◆ **Given exercise**: List each line of the data that holds the string "APPROVER", please.
::::::::::
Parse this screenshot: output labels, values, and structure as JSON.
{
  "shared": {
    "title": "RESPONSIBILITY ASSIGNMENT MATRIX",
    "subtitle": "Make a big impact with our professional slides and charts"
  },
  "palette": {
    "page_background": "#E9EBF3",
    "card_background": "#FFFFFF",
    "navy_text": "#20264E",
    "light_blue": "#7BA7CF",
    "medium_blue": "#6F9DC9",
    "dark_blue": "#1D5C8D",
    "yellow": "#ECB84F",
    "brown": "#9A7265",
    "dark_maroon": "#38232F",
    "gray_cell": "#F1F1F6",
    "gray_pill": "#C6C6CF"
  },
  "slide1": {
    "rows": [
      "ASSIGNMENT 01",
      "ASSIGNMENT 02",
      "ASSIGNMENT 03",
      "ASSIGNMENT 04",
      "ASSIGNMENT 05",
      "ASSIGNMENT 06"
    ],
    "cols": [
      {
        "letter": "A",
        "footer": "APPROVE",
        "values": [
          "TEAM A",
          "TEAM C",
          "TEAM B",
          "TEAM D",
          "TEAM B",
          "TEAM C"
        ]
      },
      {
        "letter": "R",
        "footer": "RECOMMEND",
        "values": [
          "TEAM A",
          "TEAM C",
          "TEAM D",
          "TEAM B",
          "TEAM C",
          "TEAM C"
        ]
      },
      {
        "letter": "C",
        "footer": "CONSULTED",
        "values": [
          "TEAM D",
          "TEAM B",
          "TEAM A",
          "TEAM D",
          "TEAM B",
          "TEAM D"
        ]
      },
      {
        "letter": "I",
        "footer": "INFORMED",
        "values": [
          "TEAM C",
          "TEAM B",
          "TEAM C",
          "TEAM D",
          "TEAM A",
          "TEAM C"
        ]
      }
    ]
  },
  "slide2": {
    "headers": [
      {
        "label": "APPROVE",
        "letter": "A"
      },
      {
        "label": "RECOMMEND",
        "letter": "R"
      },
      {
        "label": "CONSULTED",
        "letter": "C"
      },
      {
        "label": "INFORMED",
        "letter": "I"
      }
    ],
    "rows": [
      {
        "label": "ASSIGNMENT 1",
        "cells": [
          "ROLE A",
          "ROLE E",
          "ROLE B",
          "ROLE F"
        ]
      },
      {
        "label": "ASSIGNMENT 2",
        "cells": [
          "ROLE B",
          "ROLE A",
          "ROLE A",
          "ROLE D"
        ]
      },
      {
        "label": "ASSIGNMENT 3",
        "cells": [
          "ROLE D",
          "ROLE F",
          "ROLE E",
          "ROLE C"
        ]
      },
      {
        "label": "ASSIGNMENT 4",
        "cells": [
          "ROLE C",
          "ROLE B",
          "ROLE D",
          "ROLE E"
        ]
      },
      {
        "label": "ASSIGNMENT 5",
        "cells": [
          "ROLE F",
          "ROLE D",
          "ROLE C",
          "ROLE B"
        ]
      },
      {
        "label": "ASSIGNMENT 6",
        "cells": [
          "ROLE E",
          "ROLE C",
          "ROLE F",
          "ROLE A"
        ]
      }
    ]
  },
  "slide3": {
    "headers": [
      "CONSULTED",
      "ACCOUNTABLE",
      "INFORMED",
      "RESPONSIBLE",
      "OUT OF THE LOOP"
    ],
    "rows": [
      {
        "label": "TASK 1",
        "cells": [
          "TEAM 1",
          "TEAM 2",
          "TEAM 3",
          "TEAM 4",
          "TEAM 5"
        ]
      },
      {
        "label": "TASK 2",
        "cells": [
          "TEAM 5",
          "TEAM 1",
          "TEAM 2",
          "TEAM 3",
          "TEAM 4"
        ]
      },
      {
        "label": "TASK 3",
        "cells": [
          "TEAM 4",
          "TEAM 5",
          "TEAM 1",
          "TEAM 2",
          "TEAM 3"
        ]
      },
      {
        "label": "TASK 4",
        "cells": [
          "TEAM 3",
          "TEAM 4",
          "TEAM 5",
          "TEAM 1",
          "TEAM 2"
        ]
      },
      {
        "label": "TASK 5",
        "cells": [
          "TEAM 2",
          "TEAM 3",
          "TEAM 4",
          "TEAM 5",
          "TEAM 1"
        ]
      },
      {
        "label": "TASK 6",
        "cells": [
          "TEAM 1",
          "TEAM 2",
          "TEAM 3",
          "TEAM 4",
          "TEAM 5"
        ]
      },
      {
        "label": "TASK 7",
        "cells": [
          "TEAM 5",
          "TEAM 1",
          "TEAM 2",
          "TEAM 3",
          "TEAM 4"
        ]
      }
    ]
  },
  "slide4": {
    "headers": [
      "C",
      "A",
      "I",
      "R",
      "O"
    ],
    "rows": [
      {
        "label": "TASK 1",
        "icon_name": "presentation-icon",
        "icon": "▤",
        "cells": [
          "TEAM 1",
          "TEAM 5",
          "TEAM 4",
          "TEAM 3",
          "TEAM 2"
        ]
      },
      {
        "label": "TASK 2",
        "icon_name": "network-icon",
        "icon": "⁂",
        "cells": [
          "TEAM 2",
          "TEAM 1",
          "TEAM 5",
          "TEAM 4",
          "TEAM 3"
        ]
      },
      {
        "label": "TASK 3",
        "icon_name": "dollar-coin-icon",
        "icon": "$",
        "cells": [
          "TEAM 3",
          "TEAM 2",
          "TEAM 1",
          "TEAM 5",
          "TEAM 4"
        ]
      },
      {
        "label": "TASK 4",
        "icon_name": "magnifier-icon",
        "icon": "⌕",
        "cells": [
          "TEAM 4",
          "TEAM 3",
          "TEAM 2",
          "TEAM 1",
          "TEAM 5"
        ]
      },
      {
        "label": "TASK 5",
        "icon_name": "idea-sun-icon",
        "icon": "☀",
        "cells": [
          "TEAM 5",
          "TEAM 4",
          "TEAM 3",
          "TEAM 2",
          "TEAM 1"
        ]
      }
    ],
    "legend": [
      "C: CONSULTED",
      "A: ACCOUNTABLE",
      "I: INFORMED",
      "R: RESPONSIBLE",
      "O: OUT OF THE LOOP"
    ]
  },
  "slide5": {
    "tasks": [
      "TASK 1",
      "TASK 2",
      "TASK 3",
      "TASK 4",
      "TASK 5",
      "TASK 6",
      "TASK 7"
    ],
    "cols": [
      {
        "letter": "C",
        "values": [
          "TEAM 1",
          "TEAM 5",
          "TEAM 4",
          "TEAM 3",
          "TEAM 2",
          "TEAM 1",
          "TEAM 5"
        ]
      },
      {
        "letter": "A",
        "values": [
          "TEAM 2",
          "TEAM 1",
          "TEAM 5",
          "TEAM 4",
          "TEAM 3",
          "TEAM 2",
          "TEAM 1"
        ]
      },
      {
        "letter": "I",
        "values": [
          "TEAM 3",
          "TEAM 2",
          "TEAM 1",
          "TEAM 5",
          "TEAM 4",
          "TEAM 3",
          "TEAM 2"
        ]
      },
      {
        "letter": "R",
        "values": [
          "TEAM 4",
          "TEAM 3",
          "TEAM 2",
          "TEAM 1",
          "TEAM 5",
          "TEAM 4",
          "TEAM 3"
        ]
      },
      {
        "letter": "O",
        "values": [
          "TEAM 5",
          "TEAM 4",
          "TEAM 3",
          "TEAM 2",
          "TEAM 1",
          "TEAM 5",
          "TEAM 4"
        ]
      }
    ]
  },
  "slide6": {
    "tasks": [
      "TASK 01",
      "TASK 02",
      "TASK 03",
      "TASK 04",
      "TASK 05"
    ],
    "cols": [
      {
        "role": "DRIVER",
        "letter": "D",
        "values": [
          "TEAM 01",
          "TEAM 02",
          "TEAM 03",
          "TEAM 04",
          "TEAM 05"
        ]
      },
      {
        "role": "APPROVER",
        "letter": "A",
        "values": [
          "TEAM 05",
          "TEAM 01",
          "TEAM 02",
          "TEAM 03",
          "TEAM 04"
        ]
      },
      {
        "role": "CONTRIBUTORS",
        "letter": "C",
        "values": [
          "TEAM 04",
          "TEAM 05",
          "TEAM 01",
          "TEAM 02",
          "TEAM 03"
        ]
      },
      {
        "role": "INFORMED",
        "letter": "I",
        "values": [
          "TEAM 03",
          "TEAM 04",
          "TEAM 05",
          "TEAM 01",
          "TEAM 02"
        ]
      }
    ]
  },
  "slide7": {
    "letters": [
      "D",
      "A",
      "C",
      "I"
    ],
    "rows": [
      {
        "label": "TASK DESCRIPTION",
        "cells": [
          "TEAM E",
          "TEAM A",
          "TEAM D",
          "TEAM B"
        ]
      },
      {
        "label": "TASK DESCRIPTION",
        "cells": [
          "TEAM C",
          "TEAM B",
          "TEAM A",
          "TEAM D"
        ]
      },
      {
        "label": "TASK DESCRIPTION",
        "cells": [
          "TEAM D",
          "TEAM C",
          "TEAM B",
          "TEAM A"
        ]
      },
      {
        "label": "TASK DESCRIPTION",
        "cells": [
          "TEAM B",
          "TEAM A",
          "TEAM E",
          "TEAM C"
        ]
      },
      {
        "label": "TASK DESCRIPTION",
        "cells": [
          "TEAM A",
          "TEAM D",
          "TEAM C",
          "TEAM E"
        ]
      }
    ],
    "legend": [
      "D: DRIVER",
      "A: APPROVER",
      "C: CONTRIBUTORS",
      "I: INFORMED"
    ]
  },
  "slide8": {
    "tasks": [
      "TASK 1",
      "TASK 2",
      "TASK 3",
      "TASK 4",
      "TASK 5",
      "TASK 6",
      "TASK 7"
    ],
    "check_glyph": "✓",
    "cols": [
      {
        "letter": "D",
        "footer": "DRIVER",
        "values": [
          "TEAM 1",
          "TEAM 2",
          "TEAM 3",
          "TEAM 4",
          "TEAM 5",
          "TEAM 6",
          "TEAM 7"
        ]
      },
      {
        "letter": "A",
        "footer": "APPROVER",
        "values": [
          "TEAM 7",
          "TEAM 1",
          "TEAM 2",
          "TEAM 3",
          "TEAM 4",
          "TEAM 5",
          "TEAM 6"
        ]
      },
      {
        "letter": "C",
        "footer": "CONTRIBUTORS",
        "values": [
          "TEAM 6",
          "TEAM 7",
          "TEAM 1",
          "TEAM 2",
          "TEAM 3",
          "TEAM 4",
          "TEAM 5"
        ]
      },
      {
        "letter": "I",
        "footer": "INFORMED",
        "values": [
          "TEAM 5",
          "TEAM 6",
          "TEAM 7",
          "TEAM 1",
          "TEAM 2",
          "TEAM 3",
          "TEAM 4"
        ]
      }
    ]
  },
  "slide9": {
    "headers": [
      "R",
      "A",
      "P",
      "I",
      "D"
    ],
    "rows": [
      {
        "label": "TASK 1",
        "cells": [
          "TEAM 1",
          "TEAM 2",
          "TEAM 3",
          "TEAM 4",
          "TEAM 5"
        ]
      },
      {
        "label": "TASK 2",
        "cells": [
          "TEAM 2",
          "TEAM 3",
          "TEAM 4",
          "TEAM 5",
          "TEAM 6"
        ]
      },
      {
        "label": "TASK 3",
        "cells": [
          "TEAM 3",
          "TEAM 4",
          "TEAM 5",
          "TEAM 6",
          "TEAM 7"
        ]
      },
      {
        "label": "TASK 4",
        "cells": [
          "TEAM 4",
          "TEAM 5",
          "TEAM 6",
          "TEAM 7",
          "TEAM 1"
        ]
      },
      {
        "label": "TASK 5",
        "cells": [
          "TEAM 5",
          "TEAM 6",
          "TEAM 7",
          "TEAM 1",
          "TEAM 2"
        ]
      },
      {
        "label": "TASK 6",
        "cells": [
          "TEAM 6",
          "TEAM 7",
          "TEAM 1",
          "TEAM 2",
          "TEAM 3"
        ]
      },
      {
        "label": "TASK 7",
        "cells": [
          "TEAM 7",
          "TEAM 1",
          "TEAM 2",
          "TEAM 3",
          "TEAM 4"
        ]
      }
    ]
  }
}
::::::::::
◆ **Exercise answer**:
        "role": "APPROVER",
      "A: APPROVER",
        "footer": "APPROVER",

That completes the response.